SELECTED TEXT Block Start

Remember: E2E is a last resort. If you can test it with a component test, do that instead.

Platform Matrix (iOS / Android)

By default, you can execute tests for both platforms using the platform helpers.

Writing Platform-Specific Tests

Import helpers and define tests parameterized by platform:

import { itForPlatforms, describeForPlatforms } from '../../platform';
import { renderBridgeView } from './renderers/bridge';

describeForPlatforms('BridgeView', ({ os }) => {
  itForPlatforms('renders BridgeView', () => {
    const { getByTestId } = renderBridgeView({ deterministicFiat: true });
    // Platform-specific assertions if needed
    // if (os === 'ios') { ... } else { ... }
  });
});

Filtering by Platform

Global filtering using TEST_OS:

• TEST_OS=ios yarn jest <path> - Run only iOS tests
• TEST_OS=android yarn jest <path> - Run only Android tests
• Without TEST_OS, both ios and android run

Per-test filtering:

• itForPlatforms('name', fn, { only: 'ios' }) - Run only on iOS
• itForPlatforms('name', fn, { skip: ['android'] }) - Skip on Android

Layout

tests/component-view/
├─ mocks.ts                     # Engine + native mocks (single source of truth)
├─ render.ts                    # Base render helper for any screen
├─ stateFixture.ts              # State builder with chainable helpers
├─ presets/
│  ├─ bridge.ts                 # Bridge preset (baseline)
│  └─ wallet.ts                 # Wallet preset (baseline)
└─ renderers/
   ├─ bridge.ts                 # Render helper for BridgeView
   └─ wallet.ts                 # Render helper for Wallet view

Configuration:
├─ jest.config.view.js          # Isolated Jest config for view tests
└─ app/util/test/testSetupView.js # Clean setup environment + runtime guard

Usage

1) Import the Engine mock once per test file

import '../../../tests/component-view/mocks';

This ensures only the Engine (and allowed native bits) are mocked globally.

2) Render a screen using a view-specific renderer

import { renderBridgeView } from '../../../tests/component-view/renderers/bridge';

const { getByTestId } = renderBridgeView({
  deterministicFiat: true,
  overrides: {
    bridge: {
      sourceAmount: '1',
      // additional overrides...

SELECTED TEXT Block End
RECORDS SHOWN Block Start

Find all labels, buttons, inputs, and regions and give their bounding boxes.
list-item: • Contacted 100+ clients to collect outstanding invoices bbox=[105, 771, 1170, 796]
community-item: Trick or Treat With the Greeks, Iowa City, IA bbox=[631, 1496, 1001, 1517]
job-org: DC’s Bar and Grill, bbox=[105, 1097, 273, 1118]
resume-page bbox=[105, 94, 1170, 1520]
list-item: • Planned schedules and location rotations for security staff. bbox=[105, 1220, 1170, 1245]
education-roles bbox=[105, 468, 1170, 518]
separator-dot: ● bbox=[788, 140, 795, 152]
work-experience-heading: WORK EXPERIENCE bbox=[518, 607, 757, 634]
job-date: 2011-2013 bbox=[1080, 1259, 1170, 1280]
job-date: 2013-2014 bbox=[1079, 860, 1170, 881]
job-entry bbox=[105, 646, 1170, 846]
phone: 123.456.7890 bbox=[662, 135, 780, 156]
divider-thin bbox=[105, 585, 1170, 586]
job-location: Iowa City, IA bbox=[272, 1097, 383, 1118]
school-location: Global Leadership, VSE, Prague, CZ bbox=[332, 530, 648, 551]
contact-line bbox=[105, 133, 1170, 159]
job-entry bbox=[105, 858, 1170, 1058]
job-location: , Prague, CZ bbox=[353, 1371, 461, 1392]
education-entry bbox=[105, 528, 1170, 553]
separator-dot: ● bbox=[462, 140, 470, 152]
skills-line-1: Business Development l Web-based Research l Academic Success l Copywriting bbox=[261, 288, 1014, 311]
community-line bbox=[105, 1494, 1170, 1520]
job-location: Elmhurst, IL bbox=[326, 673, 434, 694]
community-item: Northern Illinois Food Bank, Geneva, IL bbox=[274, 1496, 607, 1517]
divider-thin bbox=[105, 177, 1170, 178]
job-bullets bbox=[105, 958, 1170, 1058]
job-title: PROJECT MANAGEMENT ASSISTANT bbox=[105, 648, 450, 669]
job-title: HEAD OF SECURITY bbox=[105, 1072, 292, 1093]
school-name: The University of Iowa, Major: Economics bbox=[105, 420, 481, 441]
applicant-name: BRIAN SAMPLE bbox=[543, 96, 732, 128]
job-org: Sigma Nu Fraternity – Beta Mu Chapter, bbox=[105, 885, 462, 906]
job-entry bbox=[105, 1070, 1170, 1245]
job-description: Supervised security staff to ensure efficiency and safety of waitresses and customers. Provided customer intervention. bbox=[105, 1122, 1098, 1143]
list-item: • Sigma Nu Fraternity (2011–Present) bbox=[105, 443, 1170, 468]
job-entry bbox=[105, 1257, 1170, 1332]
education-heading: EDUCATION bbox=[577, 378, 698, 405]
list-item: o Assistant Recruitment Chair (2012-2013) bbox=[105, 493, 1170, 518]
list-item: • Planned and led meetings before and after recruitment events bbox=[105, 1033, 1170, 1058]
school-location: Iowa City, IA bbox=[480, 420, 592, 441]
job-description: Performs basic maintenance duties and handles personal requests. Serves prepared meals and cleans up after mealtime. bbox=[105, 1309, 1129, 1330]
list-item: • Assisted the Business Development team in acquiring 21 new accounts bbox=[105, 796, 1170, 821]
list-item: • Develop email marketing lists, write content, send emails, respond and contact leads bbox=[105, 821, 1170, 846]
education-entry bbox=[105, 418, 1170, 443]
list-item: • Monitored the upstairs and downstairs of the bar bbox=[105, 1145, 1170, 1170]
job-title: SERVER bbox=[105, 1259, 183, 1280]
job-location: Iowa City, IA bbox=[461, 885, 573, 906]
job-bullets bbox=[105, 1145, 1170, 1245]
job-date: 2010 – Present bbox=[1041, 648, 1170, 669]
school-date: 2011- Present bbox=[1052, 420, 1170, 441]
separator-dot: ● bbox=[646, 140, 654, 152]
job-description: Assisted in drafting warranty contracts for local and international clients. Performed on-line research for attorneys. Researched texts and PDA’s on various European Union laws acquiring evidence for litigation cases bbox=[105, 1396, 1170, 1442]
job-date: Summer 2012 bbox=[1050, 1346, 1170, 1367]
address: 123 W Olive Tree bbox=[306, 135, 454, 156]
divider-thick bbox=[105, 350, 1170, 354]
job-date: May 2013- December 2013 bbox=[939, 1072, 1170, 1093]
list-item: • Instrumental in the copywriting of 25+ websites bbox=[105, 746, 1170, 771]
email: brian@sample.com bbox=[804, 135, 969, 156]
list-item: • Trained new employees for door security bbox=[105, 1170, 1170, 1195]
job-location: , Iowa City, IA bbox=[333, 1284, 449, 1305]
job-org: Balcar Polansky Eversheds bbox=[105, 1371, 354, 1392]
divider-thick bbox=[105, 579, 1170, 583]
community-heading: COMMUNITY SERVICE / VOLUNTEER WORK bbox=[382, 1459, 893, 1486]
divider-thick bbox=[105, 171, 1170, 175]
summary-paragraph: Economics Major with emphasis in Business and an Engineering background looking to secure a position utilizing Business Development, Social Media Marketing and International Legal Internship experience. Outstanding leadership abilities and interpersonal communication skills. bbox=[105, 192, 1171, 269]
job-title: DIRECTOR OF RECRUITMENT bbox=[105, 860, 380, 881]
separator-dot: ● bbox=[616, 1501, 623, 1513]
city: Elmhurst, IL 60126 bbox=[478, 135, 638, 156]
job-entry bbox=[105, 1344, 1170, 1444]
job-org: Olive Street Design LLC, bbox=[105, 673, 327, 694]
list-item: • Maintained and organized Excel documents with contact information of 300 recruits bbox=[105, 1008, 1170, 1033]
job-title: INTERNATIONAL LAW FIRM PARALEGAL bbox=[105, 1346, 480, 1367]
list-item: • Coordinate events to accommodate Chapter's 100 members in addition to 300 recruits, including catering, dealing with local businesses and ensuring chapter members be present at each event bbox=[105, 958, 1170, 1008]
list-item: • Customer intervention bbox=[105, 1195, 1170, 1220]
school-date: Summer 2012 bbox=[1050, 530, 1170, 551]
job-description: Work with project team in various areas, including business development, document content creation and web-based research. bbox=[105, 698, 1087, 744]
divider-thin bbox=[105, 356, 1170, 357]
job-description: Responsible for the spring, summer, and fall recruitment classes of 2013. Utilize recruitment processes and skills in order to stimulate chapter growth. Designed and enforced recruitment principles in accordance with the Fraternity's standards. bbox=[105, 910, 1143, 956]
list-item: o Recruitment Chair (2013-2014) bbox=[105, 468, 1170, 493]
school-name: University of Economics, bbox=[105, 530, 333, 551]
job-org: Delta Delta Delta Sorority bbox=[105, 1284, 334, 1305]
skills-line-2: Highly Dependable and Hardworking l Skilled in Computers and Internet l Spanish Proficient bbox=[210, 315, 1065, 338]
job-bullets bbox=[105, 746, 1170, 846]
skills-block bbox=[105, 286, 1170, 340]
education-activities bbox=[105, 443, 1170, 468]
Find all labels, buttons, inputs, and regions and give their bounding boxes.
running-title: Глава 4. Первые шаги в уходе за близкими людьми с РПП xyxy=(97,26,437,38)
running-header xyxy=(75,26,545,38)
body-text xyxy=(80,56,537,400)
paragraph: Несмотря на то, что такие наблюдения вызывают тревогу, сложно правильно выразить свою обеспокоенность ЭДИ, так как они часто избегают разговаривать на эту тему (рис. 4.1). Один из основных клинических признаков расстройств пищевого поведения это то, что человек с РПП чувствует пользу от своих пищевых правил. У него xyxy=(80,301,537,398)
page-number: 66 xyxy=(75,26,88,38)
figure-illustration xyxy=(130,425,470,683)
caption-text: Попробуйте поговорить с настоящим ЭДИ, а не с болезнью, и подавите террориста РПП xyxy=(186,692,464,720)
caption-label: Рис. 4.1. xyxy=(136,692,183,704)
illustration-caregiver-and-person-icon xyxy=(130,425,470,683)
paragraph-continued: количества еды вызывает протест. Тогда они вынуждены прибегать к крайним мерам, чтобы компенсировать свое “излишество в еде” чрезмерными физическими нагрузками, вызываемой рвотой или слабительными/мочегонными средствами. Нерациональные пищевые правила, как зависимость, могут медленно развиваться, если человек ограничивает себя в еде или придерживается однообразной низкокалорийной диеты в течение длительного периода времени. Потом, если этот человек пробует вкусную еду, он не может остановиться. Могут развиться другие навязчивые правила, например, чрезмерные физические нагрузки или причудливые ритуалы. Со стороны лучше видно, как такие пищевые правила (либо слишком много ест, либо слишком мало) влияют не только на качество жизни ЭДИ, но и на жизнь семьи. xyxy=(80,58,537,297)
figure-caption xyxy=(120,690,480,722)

RECORDS SHOWN Block End

**TASK 1:**
Answer these questions from the component view testing guide:
(a) What does running TEST_OS=ios yarn jest <path> do?
(b) Which file holds the Engine and native mocks?
(c) What is jest.config.view.js described as?
**TASK 2:**
Extend the component view testing guide from the point where it stops.
The listing is material separate from the component view testing guide.

**ANSWER SPACE 1:**
(a) It runs only the iOS tests.
(b) mocks.ts
(c) An isolated Jest config for view tests.

**ANSWER SPACE 2:**
    },
  },
});

• deterministicFiat injects rate controllers from the view mocks to make fiat outputs exact.
• overrides deep-merges on top of the preset baseline for that view.

3) Prefer presets over manual fixture setup

Under the hood, renderBridgeView uses the Bridge preset:

// presets/bridge.ts
export const initialStateBridge = (options?: {
  deterministicFiat?: boolean;
}) => {
  return createStateFixture()
    .withMinimalBridgeController()
    .withMinimalAccounts()
    .withMinimalMainnetNetwork()
    .withMinimalMultichainNetwork(true)
    .withMinimalSmartTransactions()
    .withPreferences({
      smartTransactionsOptInStatus: false,
      useTokenDetection: false,
      tokenNetworkFilter: { '0x1': true },
    })
    .withMinimalGasFee()
    .withMinimalTransactionController()
    .withMinimalKeyringController()
    .withMinimalTokenRates()
    .withMinimalMultichainAssetsRates()
    .withAccountTreeForSelectedAccount()
    .withRemoteFeatureFlags({});
};

You can still call .withOverrides() or use any builder helper for special cases.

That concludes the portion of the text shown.